__Task__. In this exercise, return the whole listing exactly, excluding any images.

[Records]
-------
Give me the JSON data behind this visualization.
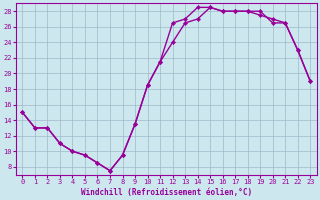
{
  "xlabel": "Windchill (Refroidissement éolien,°C)",
  "ylabel": "",
  "background_color": "#cce8ee",
  "line_color": "#990099",
  "xlim": [
    -0.5,
    23.5
  ],
  "ylim": [
    7,
    29
  ],
  "yticks": [
    8,
    10,
    12,
    14,
    16,
    18,
    20,
    22,
    24,
    26,
    28
  ],
  "xticks": [
    0,
    1,
    2,
    3,
    4,
    5,
    6,
    7,
    8,
    9,
    10,
    11,
    12,
    13,
    14,
    15,
    16,
    17,
    18,
    19,
    20,
    21,
    22,
    23
  ],
  "series1_x": [
    0,
    1,
    2,
    3,
    4,
    5,
    6,
    7,
    8,
    9,
    10,
    11,
    12,
    13,
    14,
    15,
    16,
    17,
    18,
    19,
    20,
    21,
    22,
    23
  ],
  "series1_y": [
    15.0,
    13.0,
    13.0,
    11.0,
    10.0,
    9.5,
    8.5,
    7.5,
    9.5,
    13.5,
    18.5,
    21.5,
    24.0,
    26.5,
    27.0,
    28.5,
    28.0,
    28.0,
    28.0,
    27.5,
    27.0,
    26.5,
    23.0,
    19.0
  ],
  "series2_x": [
    0,
    1,
    2,
    3,
    4,
    5,
    6,
    7,
    8,
    9,
    10,
    11,
    12,
    13,
    14,
    15,
    16,
    17,
    18,
    19,
    20,
    21,
    22,
    23
  ],
  "series2_y": [
    15.0,
    13.0,
    13.0,
    11.0,
    10.0,
    9.5,
    8.5,
    7.5,
    9.5,
    13.5,
    18.5,
    21.5,
    26.5,
    27.0,
    28.5,
    28.5,
    28.0,
    28.0,
    28.0,
    28.0,
    26.5,
    26.5,
    23.0,
    19.0
  ],
  "grid_color": "#a0b8c8",
  "marker": "D",
  "markersize": 2.2,
  "linewidth": 1.0
}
-------
__Completed task__.
Give me the JSON data behind this visualization.
{
  "xlabel": "Windchill (Refroidissement éolien,°C)",
  "ylabel": "",
  "background_color": "#cce8ee",
  "line_color": "#990099",
  "xlim": [
    -0.5,
    23.5
  ],
  "ylim": [
    7,
    29
  ],
  "yticks": [
    8,
    10,
    12,
    14,
    16,
    18,
    20,
    22,
    24,
    26,
    28
  ],
  "xticks": [
    0,
    1,
    2,
    3,
    4,
    5,
    6,
    7,
    8,
    9,
    10,
    11,
    12,
    13,
    14,
    15,
    16,
    17,
    18,
    19,
    20,
    21,
    22,
    23
  ],
  "series1_x": [
    0,
    1,
    2,
    3,
    4,
    5,
    6,
    7,
    8,
    9,
    10,
    11,
    12,
    13,
    14,
    15,
    16,
    17,
    18,
    19,
    20,
    21,
    22,
    23
  ],
  "series1_y": [
    15.0,
    13.0,
    13.0,
    11.0,
    10.0,
    9.5,
    8.5,
    7.5,
    9.5,
    13.5,
    18.5,
    21.5,
    24.0,
    26.5,
    27.0,
    28.5,
    28.0,
    28.0,
    28.0,
    27.5,
    27.0,
    26.5,
    23.0,
    19.0
  ],
  "series2_x": [
    0,
    1,
    2,
    3,
    4,
    5,
    6,
    7,
    8,
    9,
    10,
    11,
    12,
    13,
    14,
    15,
    16,
    17,
    18,
    19,
    20,
    21,
    22,
    23
  ],
  "series2_y": [
    15.0,
    13.0,
    13.0,
    11.0,
    10.0,
    9.5,
    8.5,
    7.5,
    9.5,
    13.5,
    18.5,
    21.5,
    26.5,
    27.0,
    28.5,
    28.5,
    28.0,
    28.0,
    28.0,
    28.0,
    26.5,
    26.5,
    23.0,
    19.0
  ],
  "grid_color": "#a0b8c8",
  "marker": "D",
  "markersize": 2.2,
  "linewidth": 1.0
}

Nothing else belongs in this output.